Recorded data:
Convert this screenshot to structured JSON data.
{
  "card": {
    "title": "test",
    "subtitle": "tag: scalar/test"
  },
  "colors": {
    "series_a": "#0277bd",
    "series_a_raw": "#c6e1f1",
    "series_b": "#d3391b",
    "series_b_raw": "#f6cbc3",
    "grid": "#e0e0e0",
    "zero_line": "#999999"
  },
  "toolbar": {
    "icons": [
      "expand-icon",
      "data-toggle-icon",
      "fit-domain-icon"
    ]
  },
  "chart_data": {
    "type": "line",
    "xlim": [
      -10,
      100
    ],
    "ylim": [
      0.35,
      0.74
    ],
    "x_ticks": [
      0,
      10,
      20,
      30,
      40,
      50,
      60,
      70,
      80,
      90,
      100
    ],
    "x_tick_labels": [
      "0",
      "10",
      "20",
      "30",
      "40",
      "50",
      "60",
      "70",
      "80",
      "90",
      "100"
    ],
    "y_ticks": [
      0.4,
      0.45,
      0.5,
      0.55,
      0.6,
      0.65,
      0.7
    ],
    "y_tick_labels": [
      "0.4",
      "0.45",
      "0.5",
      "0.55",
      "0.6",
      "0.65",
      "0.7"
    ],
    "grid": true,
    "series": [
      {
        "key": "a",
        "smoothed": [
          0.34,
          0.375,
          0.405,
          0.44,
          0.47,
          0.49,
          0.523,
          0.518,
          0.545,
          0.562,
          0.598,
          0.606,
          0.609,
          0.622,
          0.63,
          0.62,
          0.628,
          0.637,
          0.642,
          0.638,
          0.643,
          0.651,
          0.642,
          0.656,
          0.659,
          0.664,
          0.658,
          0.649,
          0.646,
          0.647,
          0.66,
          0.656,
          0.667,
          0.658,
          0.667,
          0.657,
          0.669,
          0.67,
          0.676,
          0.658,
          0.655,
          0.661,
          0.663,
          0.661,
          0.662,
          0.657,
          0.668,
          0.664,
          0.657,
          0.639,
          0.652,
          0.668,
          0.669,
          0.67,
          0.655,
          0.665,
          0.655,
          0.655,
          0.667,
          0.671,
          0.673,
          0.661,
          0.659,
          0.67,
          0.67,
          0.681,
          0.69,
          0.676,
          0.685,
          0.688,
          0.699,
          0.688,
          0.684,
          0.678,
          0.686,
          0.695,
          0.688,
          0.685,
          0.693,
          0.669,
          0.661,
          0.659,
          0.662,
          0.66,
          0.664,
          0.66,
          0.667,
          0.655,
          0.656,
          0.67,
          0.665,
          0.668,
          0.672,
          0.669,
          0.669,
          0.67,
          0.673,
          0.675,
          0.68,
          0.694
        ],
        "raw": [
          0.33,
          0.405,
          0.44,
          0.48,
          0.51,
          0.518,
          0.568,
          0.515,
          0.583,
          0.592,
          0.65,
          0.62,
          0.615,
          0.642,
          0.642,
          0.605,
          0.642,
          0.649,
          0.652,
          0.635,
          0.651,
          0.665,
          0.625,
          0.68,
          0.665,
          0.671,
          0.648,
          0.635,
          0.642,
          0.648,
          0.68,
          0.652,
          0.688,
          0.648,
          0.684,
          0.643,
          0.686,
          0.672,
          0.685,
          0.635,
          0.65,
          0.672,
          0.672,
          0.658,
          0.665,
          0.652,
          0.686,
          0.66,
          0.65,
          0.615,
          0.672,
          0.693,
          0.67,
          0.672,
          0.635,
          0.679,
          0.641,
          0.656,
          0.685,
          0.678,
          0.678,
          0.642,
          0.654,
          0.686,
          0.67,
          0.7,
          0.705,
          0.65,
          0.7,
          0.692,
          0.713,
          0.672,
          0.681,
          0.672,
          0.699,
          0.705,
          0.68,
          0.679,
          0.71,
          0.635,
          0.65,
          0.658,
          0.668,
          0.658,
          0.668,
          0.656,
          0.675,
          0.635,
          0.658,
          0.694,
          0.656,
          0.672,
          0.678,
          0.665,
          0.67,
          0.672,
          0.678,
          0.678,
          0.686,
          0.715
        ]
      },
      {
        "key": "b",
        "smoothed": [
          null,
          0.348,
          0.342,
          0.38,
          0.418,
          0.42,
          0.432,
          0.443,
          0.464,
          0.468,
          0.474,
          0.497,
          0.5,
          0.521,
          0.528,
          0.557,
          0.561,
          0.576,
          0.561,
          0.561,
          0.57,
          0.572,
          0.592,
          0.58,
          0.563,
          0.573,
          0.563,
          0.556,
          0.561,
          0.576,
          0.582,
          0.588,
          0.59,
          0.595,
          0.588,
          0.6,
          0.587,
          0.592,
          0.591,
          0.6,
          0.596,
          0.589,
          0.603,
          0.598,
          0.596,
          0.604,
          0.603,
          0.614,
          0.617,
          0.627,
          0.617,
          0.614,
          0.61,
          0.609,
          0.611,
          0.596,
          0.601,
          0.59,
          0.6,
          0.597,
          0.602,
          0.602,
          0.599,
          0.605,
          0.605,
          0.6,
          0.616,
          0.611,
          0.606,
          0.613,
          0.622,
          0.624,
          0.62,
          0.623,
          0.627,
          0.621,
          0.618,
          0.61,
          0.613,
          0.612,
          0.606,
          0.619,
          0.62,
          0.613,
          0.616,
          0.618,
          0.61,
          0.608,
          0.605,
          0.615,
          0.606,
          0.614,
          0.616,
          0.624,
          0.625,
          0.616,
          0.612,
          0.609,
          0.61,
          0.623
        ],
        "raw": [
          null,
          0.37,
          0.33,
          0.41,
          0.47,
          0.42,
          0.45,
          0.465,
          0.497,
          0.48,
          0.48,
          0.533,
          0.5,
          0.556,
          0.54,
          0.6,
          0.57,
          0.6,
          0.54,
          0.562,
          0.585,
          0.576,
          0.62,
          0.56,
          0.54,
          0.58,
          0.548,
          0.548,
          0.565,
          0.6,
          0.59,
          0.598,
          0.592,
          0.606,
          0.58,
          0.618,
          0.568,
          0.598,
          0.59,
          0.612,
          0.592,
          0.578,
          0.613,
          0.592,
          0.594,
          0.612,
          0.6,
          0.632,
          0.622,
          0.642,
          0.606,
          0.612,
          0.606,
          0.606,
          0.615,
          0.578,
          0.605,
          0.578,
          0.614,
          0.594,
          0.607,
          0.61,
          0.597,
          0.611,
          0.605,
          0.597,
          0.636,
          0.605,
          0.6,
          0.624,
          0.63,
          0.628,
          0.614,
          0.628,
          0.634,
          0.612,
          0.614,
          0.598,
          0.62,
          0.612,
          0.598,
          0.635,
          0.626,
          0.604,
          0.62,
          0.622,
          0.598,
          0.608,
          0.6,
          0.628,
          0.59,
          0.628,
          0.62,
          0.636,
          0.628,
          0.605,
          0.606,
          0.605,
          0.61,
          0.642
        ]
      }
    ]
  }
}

▸ **Written request**
Can you reproduce all the material exactly?

▸ **Task answer**
Convert this screenshot to structured JSON data.
{
  "card": {
    "title": "test",
    "subtitle": "tag: scalar/test"
  },
  "colors": {
    "series_a": "#0277bd",
    "series_a_raw": "#c6e1f1",
    "series_b": "#d3391b",
    "series_b_raw": "#f6cbc3",
    "grid": "#e0e0e0",
    "zero_line": "#999999"
  },
  "toolbar": {
    "icons": [
      "expand-icon",
      "data-toggle-icon",
      "fit-domain-icon"
    ]
  },
  "chart_data": {
    "type": "line",
    "xlim": [
      -10,
      100
    ],
    "ylim": [
      0.35,
      0.74
    ],
    "x_ticks": [
      0,
      10,
      20,
      30,
      40,
      50,
      60,
      70,
      80,
      90,
      100
    ],
    "x_tick_labels": [
      "0",
      "10",
      "20",
      "30",
      "40",
      "50",
      "60",
      "70",
      "80",
      "90",
      "100"
    ],
    "y_ticks": [
      0.4,
      0.45,
      0.5,
      0.55,
      0.6,
      0.65,
      0.7
    ],
    "y_tick_labels": [
      "0.4",
      "0.45",
      "0.5",
      "0.55",
      "0.6",
      "0.65",
      "0.7"
    ],
    "grid": true,
    "series": [
      {
        "key": "a",
        "smoothed": [
          0.34,
          0.375,
          0.405,
          0.44,
          0.47,
          0.49,
          0.523,
          0.518,
          0.545,
          0.562,
          0.598,
          0.606,
          0.609,
          0.622,
          0.63,
          0.62,
          0.628,
          0.637,
          0.642,
          0.638,
          0.643,
          0.651,
          0.642,
          0.656,
          0.659,
          0.664,
          0.658,
          0.649,
          0.646,
          0.647,
          0.66,
          0.656,
          0.667,
          0.658,
          0.667,
          0.657,
          0.669,
          0.67,
          0.676,
          0.658,
          0.655,
          0.661,
          0.663,
          0.661,
          0.662,
          0.657,
          0.668,
          0.664,
          0.657,
          0.639,
          0.652,
          0.668,
          0.669,
          0.67,
          0.655,
          0.665,
          0.655,
          0.655,
          0.667,
          0.671,
          0.673,
          0.661,
          0.659,
          0.67,
          0.67,
          0.681,
          0.69,
          0.676,
          0.685,
          0.688,
          0.699,
          0.688,
          0.684,
          0.678,
          0.686,
          0.695,
          0.688,
          0.685,
          0.693,
          0.669,
          0.661,
          0.659,
          0.662,
          0.66,
          0.664,
          0.66,
          0.667,
          0.655,
          0.656,
          0.67,
          0.665,
          0.668,
          0.672,
          0.669,
          0.669,
          0.67,
          0.673,
          0.675,
          0.68,
          0.694
        ],
        "raw": [
          0.33,
          0.405,
          0.44,
          0.48,
          0.51,
          0.518,
          0.568,
          0.515,
          0.583,
          0.592,
          0.65,
          0.62,
          0.615,
          0.642,
          0.642,
          0.605,
          0.642,
          0.649,
          0.652,
          0.635,
          0.651,
          0.665,
          0.625,
          0.68,
          0.665,
          0.671,
          0.648,
          0.635,
          0.642,
          0.648,
          0.68,
          0.652,
          0.688,
          0.648,
          0.684,
          0.643,
          0.686,
          0.672,
          0.685,
          0.635,
          0.65,
          0.672,
          0.672,
          0.658,
          0.665,
          0.652,
          0.686,
          0.66,
          0.65,
          0.615,
          0.672,
          0.693,
          0.67,
          0.672,
          0.635,
          0.679,
          0.641,
          0.656,
          0.685,
          0.678,
          0.678,
          0.642,
          0.654,
          0.686,
          0.67,
          0.7,
          0.705,
          0.65,
          0.7,
          0.692,
          0.713,
          0.672,
          0.681,
          0.672,
          0.699,
          0.705,
          0.68,
          0.679,
          0.71,
          0.635,
          0.65,
          0.658,
          0.668,
          0.658,
          0.668,
          0.656,
          0.675,
          0.635,
          0.658,
          0.694,
          0.656,
          0.672,
          0.678,
          0.665,
          0.67,
          0.672,
          0.678,
          0.678,
          0.686,
          0.715
        ]
      },
      {
        "key": "b",
        "smoothed": [
          null,
          0.348,
          0.342,
          0.38,
          0.418,
          0.42,
          0.432,
          0.443,
          0.464,
          0.468,
          0.474,
          0.497,
          0.5,
          0.521,
          0.528,
          0.557,
          0.561,
          0.576,
          0.561,
          0.561,
          0.57,
          0.572,
          0.592,
          0.58,
          0.563,
          0.573,
          0.563,
          0.556,
          0.561,
          0.576,
          0.582,
          0.588,
          0.59,
          0.595,
          0.588,
          0.6,
          0.587,
          0.592,
          0.591,
          0.6,
          0.596,
          0.589,
          0.603,
          0.598,
          0.596,
          0.604,
          0.603,
          0.614,
          0.617,
          0.627,
          0.617,
          0.614,
          0.61,
          0.609,
          0.611,
          0.596,
          0.601,
          0.59,
          0.6,
          0.597,
          0.602,
          0.602,
          0.599,
          0.605,
          0.605,
          0.6,
          0.616,
          0.611,
          0.606,
          0.613,
          0.622,
          0.624,
          0.62,
          0.623,
          0.627,
          0.621,
          0.618,
          0.61,
          0.613,
          0.612,
          0.606,
          0.619,
          0.62,
          0.613,
          0.616,
          0.618,
          0.61,
          0.608,
          0.605,
          0.615,
          0.606,
          0.614,
          0.616,
          0.624,
          0.625,
          0.616,
          0.612,
          0.609,
          0.61,
          0.623
        ],
        "raw": [
          null,
          0.37,
          0.33,
          0.41,
          0.47,
          0.42,
          0.45,
          0.465,
          0.497,
          0.48,
          0.48,
          0.533,
          0.5,
          0.556,
          0.54,
          0.6,
          0.57,
          0.6,
          0.54,
          0.562,
          0.585,
          0.576,
          0.62,
          0.56,
          0.54,
          0.58,
          0.548,
          0.548,
          0.565,
          0.6,
          0.59,
          0.598,
          0.592,
          0.606,
          0.58,
          0.618,
          0.568,
          0.598,
          0.59,
          0.612,
          0.592,
          0.578,
          0.613,
          0.592,
          0.594,
          0.612,
          0.6,
          0.632,
          0.622,
          0.642,
          0.606,
          0.612,
          0.606,
          0.606,
          0.615,
          0.578,
          0.605,
          0.578,
          0.614,
          0.594,
          0.607,
          0.61,
          0.597,
          0.611,
          0.605,
          0.597,
          0.636,
          0.605,
          0.6,
          0.624,
          0.63,
          0.628,
          0.614,
          0.628,
          0.634,
          0.612,
          0.614,
          0.598,
          0.62,
          0.612,
          0.598,
          0.635,
          0.626,
          0.604,
          0.62,
          0.622,
          0.598,
          0.608,
          0.6,
          0.628,
          0.59,
          0.628,
          0.62,
          0.636,
          0.628,
          0.605,
          0.606,
          0.605,
          0.61,
          0.642
        ]
      }
    ]
  }
}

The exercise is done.